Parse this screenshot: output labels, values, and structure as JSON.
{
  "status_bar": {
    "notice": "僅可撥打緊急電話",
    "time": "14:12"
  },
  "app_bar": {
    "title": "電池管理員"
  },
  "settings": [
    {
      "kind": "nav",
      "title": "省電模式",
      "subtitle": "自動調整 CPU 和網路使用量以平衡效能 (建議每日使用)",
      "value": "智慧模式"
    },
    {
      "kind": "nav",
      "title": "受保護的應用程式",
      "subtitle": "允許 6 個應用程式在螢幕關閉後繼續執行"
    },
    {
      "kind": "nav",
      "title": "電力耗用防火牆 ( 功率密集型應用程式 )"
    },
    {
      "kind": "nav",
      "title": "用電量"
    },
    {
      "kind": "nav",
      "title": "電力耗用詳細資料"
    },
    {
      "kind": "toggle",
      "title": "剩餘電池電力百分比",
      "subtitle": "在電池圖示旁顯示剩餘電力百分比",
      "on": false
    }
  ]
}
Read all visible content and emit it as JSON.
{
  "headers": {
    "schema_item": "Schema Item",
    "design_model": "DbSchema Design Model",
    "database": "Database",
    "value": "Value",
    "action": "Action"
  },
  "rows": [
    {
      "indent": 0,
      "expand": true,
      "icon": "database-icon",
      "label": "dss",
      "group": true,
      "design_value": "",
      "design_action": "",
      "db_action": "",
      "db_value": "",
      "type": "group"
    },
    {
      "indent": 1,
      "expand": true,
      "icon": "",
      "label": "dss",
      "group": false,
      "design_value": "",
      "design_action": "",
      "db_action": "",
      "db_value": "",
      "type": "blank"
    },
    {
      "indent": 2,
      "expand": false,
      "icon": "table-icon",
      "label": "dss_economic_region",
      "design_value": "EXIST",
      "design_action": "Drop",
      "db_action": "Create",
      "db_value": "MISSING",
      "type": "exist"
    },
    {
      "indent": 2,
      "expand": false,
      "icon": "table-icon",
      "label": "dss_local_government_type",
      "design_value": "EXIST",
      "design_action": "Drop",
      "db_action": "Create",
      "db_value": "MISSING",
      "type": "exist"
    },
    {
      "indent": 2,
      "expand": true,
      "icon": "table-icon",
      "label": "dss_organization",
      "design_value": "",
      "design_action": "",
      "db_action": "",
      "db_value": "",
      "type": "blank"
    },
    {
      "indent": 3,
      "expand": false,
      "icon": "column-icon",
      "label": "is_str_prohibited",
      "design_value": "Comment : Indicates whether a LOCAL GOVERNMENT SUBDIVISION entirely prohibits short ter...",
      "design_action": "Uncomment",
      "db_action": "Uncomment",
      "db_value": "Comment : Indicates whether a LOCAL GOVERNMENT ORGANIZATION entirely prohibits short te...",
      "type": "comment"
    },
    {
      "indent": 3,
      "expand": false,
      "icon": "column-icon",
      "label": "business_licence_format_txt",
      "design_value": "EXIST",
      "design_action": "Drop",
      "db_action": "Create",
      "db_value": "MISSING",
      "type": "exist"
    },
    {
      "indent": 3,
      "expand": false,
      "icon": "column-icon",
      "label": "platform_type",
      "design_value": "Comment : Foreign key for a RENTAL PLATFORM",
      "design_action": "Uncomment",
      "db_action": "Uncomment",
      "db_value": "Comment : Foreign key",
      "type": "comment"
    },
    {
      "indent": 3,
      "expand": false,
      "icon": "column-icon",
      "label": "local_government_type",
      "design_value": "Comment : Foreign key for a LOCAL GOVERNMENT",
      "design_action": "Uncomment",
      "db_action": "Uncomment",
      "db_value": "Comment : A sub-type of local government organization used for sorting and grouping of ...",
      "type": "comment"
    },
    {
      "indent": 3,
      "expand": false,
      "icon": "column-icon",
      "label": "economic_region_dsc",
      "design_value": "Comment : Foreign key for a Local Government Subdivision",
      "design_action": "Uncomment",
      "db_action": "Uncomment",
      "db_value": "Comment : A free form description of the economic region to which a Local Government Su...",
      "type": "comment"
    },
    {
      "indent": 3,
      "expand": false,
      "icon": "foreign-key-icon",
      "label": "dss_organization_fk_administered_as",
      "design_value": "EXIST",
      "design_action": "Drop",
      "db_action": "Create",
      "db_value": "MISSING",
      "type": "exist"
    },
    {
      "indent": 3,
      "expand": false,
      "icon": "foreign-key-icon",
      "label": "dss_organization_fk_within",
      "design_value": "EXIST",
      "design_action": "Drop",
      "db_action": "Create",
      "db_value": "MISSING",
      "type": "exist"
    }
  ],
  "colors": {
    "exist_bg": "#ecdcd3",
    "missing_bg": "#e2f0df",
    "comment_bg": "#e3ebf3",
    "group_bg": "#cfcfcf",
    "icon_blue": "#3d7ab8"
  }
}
::::
## Exercise instructions
Every entry must be quoted exactly as it appears above.

## Correct result
Parse this screenshot: output labels, values, and structure as JSON.
{
  "status_bar": {
    "notice": "僅可撥打緊急電話",
    "time": "14:12"
  },
  "app_bar": {
    "title": "電池管理員"
  },
  "settings": [
    {
      "kind": "nav",
      "title": "省電模式",
      "subtitle": "自動調整 CPU 和網路使用量以平衡效能 (建議每日使用)",
      "value": "智慧模式"
    },
    {
      "kind": "nav",
      "title": "受保護的應用程式",
      "subtitle": "允許 6 個應用程式在螢幕關閉後繼續執行"
    },
    {
      "kind": "nav",
      "title": "電力耗用防火牆 ( 功率密集型應用程式 )"
    },
    {
      "kind": "nav",
      "title": "用電量"
    },
    {
      "kind": "nav",
      "title": "電力耗用詳細資料"
    },
    {
      "kind": "toggle",
      "title": "剩餘電池電力百分比",
      "subtitle": "在電池圖示旁顯示剩餘電力百分比",
      "on": false
    }
  ]
}
Read all visible content and emit it as JSON.
{
  "headers": {
    "schema_item": "Schema Item",
    "design_model": "DbSchema Design Model",
    "database": "Database",
    "value": "Value",
    "action": "Action"
  },
  "rows": [
    {
      "indent": 0,
      "expand": true,
      "icon": "database-icon",
      "label": "dss",
      "group": true,
      "design_value": "",
      "design_action": "",
      "db_action": "",
      "db_value": "",
      "type": "group"
    },
    {
      "indent": 1,
      "expand": true,
      "icon": "",
      "label": "dss",
      "group": false,
      "design_value": "",
      "design_action": "",
      "db_action": "",
      "db_value": "",
      "type": "blank"
    },
    {
      "indent": 2,
      "expand": false,
      "icon": "table-icon",
      "label": "dss_economic_region",
      "design_value": "EXIST",
      "design_action": "Drop",
      "db_action": "Create",
      "db_value": "MISSING",
      "type": "exist"
    },
    {
      "indent": 2,
      "expand": false,
      "icon": "table-icon",
      "label": "dss_local_government_type",
      "design_value": "EXIST",
      "design_action": "Drop",
      "db_action": "Create",
      "db_value": "MISSING",
      "type": "exist"
    },
    {
      "indent": 2,
      "expand": true,
      "icon": "table-icon",
      "label": "dss_organization",
      "design_value": "",
      "design_action": "",
      "db_action": "",
      "db_value": "",
      "type": "blank"
    },
    {
      "indent": 3,
      "expand": false,
      "icon": "column-icon",
      "label": "is_str_prohibited",
      "design_value": "Comment : Indicates whether a LOCAL GOVERNMENT SUBDIVISION entirely prohibits short ter...",
      "design_action": "Uncomment",
      "db_action": "Uncomment",
      "db_value": "Comment : Indicates whether a LOCAL GOVERNMENT ORGANIZATION entirely prohibits short te...",
      "type": "comment"
    },
    {
      "indent": 3,
      "expand": false,
      "icon": "column-icon",
      "label": "business_licence_format_txt",
      "design_value": "EXIST",
      "design_action": "Drop",
      "db_action": "Create",
      "db_value": "MISSING",
      "type": "exist"
    },
    {
      "indent": 3,
      "expand": false,
      "icon": "column-icon",
      "label": "platform_type",
      "design_value": "Comment : Foreign key for a RENTAL PLATFORM",
      "design_action": "Uncomment",
      "db_action": "Uncomment",
      "db_value": "Comment : Foreign key",
      "type": "comment"
    },
    {
      "indent": 3,
      "expand": false,
      "icon": "column-icon",
      "label": "local_government_type",
      "design_value": "Comment : Foreign key for a LOCAL GOVERNMENT",
      "design_action": "Uncomment",
      "db_action": "Uncomment",
      "db_value": "Comment : A sub-type of local government organization used for sorting and grouping of ...",
      "type": "comment"
    },
    {
      "indent": 3,
      "expand": false,
      "icon": "column-icon",
      "label": "economic_region_dsc",
      "design_value": "Comment : Foreign key for a Local Government Subdivision",
      "design_action": "Uncomment",
      "db_action": "Uncomment",
      "db_value": "Comment : A free form description of the economic region to which a Local Government Su...",
      "type": "comment"
    },
    {
      "indent": 3,
      "expand": false,
      "icon": "foreign-key-icon",
      "label": "dss_organization_fk_administered_as",
      "design_value": "EXIST",
      "design_action": "Drop",
      "db_action": "Create",
      "db_value": "MISSING",
      "type": "exist"
    },
    {
      "indent": 3,
      "expand": false,
      "icon": "foreign-key-icon",
      "label": "dss_organization_fk_within",
      "design_value": "EXIST",
      "design_action": "Drop",
      "db_action": "Create",
      "db_value": "MISSING",
      "type": "exist"
    }
  ],
  "colors": {
    "exist_bg": "#ecdcd3",
    "missing_bg": "#e2f0df",
    "comment_bg": "#e3ebf3",
    "group_bg": "#cfcfcf",
    "icon_blue": "#3d7ab8"
  }
}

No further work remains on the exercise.